Directions for this task:
Go through each line of the records below and count those with the word "title"; give only the total.

[begin Entries provided]

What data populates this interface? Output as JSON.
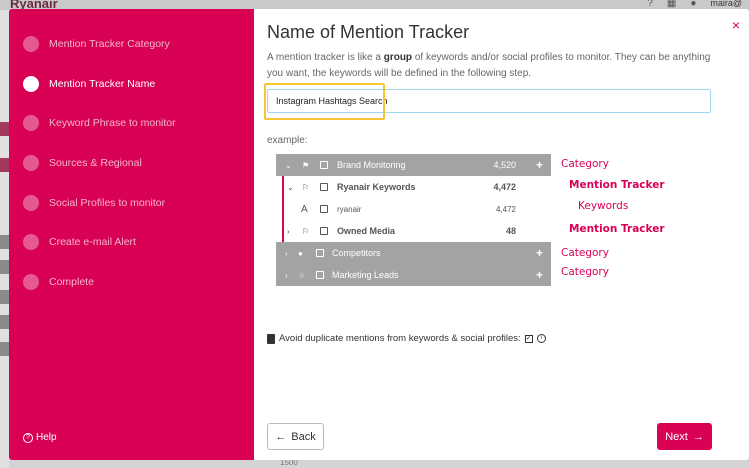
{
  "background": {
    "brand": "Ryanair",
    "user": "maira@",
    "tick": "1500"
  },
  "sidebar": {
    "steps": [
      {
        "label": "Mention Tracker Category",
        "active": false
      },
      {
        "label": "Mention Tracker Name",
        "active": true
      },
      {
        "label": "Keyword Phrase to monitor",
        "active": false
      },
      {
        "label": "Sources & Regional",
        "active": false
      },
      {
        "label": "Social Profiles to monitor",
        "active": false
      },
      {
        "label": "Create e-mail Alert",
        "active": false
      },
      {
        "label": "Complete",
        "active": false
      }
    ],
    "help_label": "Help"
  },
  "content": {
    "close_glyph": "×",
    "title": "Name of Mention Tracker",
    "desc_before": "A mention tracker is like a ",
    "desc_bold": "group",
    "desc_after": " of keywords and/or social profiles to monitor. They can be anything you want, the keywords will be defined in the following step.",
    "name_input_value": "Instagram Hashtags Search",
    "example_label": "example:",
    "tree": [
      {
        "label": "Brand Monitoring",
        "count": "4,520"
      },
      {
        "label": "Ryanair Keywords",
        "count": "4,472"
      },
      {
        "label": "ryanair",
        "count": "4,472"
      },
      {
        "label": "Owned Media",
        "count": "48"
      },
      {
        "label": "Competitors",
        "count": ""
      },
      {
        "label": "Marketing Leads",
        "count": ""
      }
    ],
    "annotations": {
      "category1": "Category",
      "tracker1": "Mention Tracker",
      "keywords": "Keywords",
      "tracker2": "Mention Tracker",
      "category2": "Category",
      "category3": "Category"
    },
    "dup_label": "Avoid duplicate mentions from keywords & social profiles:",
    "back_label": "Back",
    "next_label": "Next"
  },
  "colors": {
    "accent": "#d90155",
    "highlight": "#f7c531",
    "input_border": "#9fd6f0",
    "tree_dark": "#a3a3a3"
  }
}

[end Entries provided]
[begin Entries provided]

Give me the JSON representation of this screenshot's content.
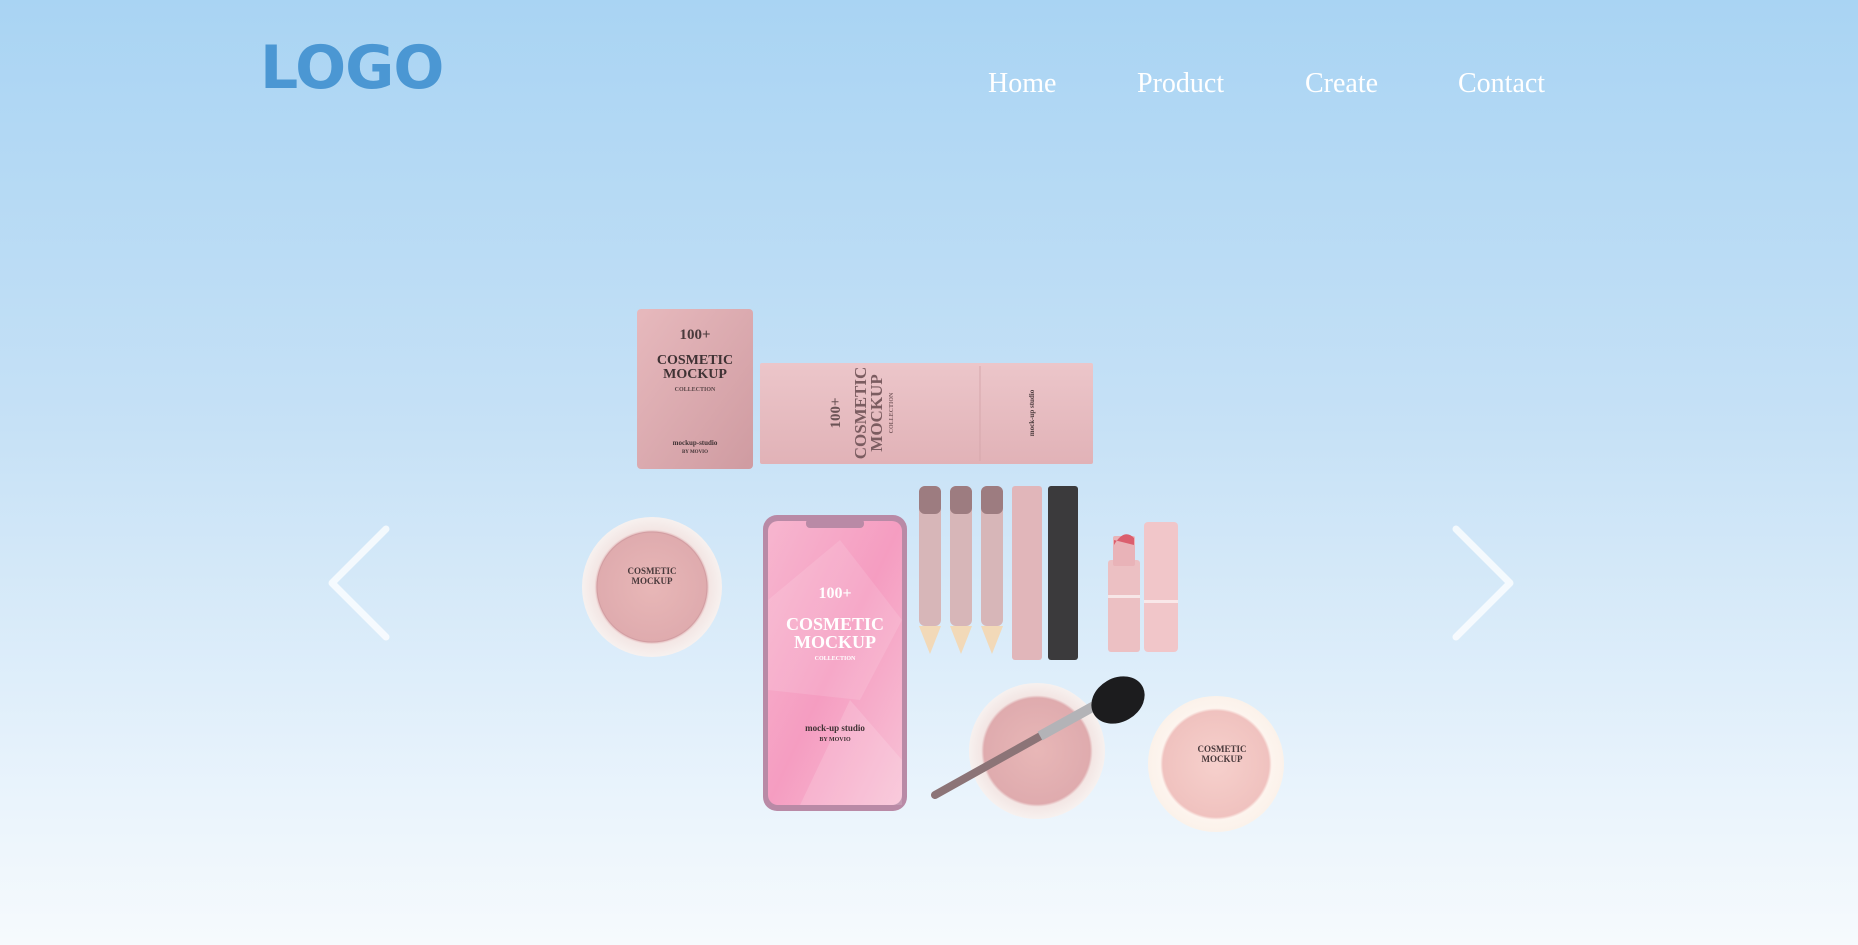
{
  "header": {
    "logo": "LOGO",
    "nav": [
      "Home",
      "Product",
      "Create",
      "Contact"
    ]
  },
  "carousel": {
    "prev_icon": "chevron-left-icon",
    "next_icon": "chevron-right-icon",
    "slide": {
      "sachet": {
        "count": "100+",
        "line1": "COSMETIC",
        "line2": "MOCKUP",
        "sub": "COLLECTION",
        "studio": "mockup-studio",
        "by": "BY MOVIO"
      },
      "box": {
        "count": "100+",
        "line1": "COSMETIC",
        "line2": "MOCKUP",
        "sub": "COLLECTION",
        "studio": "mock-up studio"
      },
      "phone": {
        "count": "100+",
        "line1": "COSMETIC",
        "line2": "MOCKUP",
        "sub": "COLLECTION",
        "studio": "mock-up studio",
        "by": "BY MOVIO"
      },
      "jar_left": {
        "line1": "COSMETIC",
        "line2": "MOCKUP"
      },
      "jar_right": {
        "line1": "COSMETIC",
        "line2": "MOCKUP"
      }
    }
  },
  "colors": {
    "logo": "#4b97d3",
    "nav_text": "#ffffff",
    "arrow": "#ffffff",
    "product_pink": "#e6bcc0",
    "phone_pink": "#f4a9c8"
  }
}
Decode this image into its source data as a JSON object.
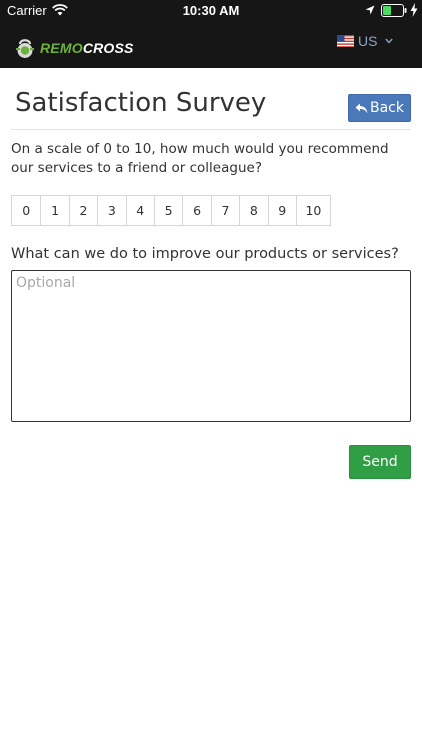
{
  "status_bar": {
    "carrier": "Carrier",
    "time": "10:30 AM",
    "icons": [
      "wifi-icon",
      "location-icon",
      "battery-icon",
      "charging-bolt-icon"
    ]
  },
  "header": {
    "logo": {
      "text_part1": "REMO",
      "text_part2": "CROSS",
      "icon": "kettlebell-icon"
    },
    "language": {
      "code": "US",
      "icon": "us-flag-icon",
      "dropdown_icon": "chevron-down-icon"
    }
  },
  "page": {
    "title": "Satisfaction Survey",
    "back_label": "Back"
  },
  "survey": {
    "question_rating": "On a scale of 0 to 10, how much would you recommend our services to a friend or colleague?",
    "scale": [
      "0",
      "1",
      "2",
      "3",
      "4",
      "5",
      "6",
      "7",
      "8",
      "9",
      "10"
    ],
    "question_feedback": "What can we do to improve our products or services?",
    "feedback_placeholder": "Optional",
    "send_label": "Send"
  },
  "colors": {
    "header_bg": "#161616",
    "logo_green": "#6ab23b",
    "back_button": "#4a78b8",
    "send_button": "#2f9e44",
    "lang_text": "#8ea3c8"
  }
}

[end Entries provided]

Exercise solution:
2